— BEGIN —

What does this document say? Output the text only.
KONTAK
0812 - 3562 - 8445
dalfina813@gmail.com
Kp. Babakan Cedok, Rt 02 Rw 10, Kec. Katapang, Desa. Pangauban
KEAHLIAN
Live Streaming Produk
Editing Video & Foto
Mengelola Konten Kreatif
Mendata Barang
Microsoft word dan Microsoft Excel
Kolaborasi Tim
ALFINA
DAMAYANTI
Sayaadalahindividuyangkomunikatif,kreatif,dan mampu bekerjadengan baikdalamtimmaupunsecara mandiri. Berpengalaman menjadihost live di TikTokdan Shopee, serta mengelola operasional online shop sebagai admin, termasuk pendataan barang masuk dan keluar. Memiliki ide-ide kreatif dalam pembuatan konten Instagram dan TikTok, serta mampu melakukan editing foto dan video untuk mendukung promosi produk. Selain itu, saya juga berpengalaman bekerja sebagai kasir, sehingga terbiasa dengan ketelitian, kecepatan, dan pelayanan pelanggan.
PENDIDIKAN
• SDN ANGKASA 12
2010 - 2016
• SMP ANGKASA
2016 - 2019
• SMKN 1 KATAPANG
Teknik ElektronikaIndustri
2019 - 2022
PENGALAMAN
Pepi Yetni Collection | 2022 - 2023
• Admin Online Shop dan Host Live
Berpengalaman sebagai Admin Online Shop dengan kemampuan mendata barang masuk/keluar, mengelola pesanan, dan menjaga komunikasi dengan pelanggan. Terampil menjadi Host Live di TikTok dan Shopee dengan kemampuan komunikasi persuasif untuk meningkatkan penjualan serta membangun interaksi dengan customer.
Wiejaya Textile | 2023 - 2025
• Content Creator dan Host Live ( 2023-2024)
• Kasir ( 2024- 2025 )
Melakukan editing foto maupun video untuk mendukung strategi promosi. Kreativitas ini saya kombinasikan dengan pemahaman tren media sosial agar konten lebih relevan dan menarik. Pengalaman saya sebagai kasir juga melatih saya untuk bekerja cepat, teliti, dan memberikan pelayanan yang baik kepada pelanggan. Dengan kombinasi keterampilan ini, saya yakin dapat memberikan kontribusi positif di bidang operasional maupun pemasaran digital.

— END —
— BEGIN —

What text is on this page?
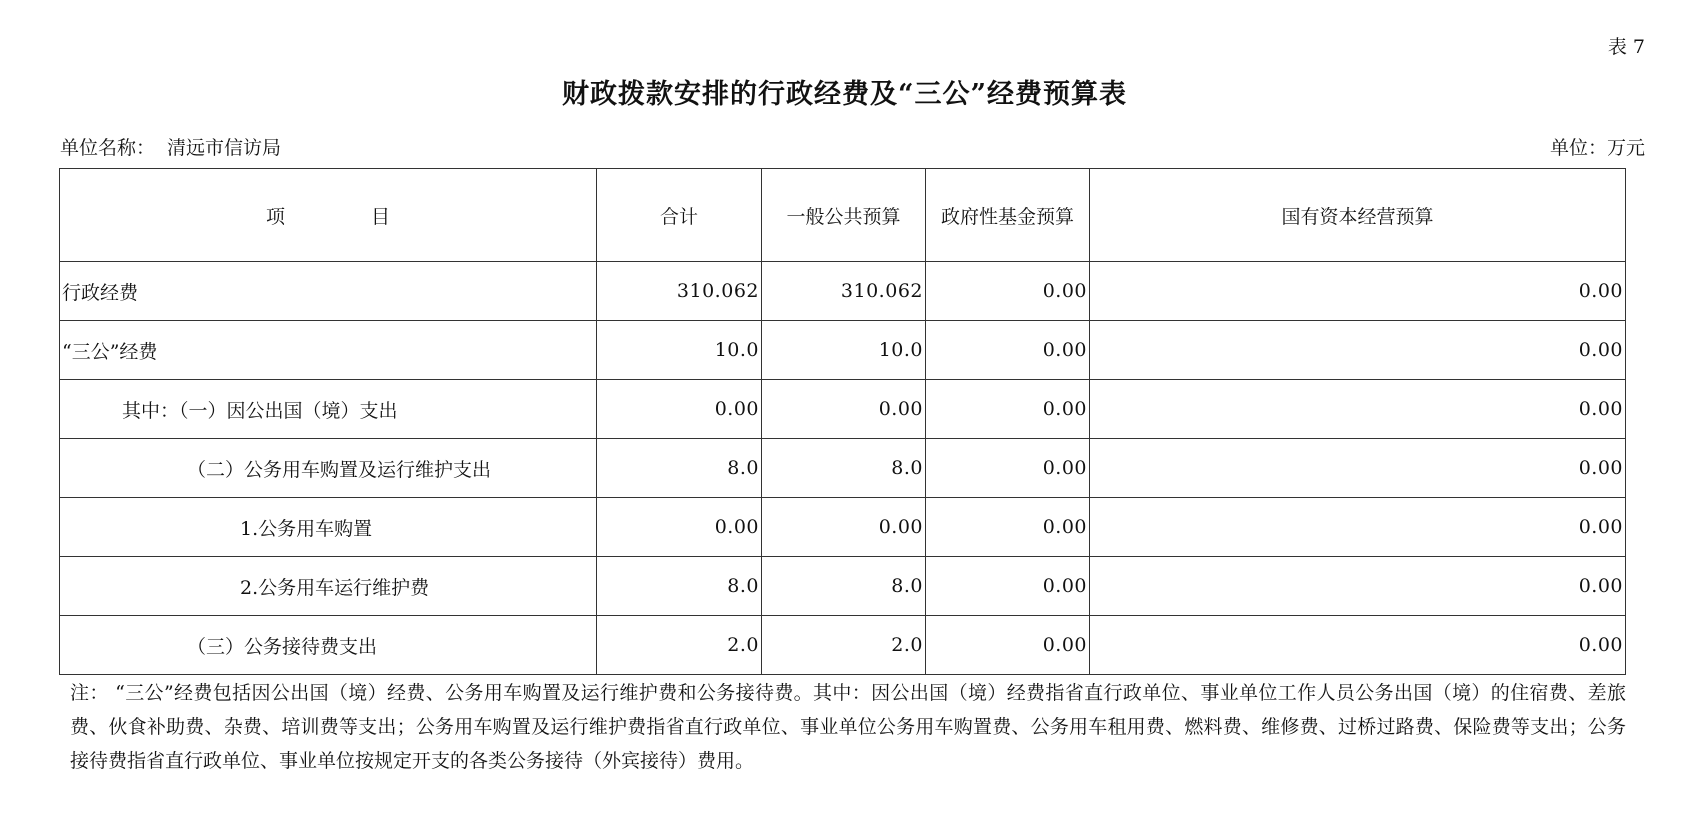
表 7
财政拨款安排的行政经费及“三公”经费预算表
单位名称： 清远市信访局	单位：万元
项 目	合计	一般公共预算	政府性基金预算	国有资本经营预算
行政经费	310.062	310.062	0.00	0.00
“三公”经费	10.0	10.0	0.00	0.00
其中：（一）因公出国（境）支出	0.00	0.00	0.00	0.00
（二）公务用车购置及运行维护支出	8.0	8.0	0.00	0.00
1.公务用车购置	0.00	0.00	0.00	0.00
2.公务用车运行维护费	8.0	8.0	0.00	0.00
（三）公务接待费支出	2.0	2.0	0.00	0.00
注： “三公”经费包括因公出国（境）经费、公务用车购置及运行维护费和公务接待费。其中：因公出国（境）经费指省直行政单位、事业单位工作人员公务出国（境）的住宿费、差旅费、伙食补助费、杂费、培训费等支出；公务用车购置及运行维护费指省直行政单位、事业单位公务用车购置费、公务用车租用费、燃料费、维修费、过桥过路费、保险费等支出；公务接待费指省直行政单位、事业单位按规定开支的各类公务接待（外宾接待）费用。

— END —
— BEGIN —

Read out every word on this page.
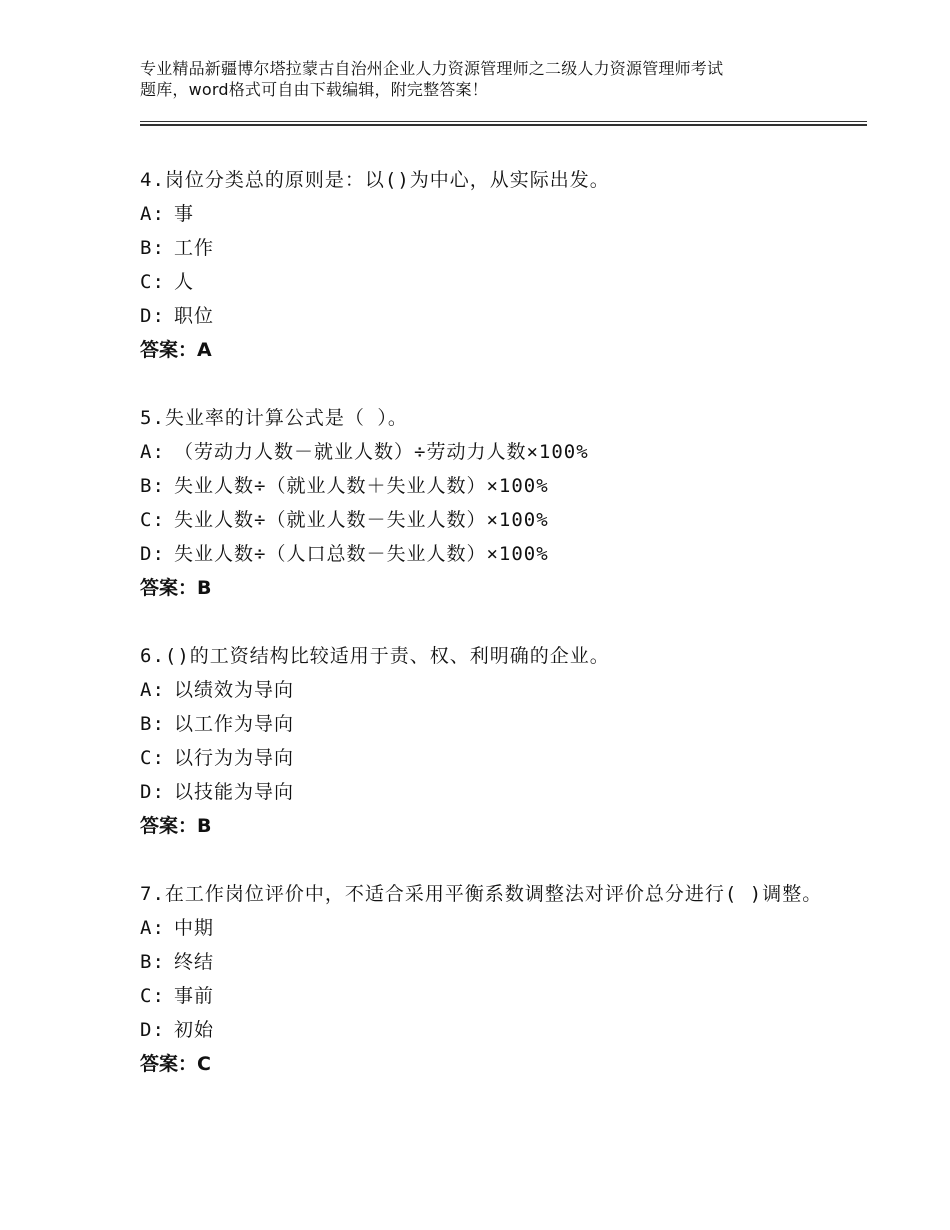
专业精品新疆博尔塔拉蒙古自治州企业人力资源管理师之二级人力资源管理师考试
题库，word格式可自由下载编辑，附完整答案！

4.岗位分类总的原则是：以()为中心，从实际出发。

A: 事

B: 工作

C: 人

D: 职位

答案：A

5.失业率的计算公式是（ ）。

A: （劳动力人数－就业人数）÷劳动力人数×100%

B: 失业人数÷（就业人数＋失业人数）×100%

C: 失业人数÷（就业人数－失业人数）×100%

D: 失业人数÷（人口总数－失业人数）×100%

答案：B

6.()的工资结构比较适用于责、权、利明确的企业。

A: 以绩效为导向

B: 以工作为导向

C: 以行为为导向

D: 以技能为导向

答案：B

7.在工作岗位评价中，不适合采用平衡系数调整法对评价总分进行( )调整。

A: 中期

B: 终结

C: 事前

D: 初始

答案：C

— END —

**WHAT TO WORK ON**
Copy out every line of the data that includes "sebagai".

**RESPONSE**
Sayaadalahindividuyangkomunikatif,kreatif,dan mampu bekerjadengan baikdalamtimmaupunsecara mandiri. Berpengalaman menjadihost live di TikTokdan Shopee, serta mengelola operasional online shop sebagai admin, termasuk pendataan barang masuk dan keluar. Memiliki ide-ide kreatif dalam pembuatan konten Instagram dan TikTok, serta mampu melakukan editing foto dan video untuk mendukung promosi produk. Selain itu, saya juga berpengalaman bekerja sebagai kasir, sehingga terbiasa dengan ketelitian, kecepatan, dan pelayanan pelanggan.
Berpengalaman sebagai Admin Online Shop dengan kemampuan mendata barang masuk/keluar, mengelola pesanan, dan menjaga komunikasi dengan pelanggan. Terampil menjadi Host Live di TikTok dan Shopee dengan kemampuan komunikasi persuasif untuk meningkatkan penjualan serta membangun interaksi dengan customer.
Melakukan editing foto maupun video untuk mendukung strategi promosi. Kreativitas ini saya kombinasikan dengan pemahaman tren media sosial agar konten lebih relevan dan menarik. Pengalaman saya sebagai kasir juga melatih saya untuk bekerja cepat, teliti, dan memberikan pelayanan yang baik kepada pelanggan. Dengan kombinasi keterampilan ini, saya yakin dapat memberikan kontribusi positif di bidang operasional maupun pemasaran digital.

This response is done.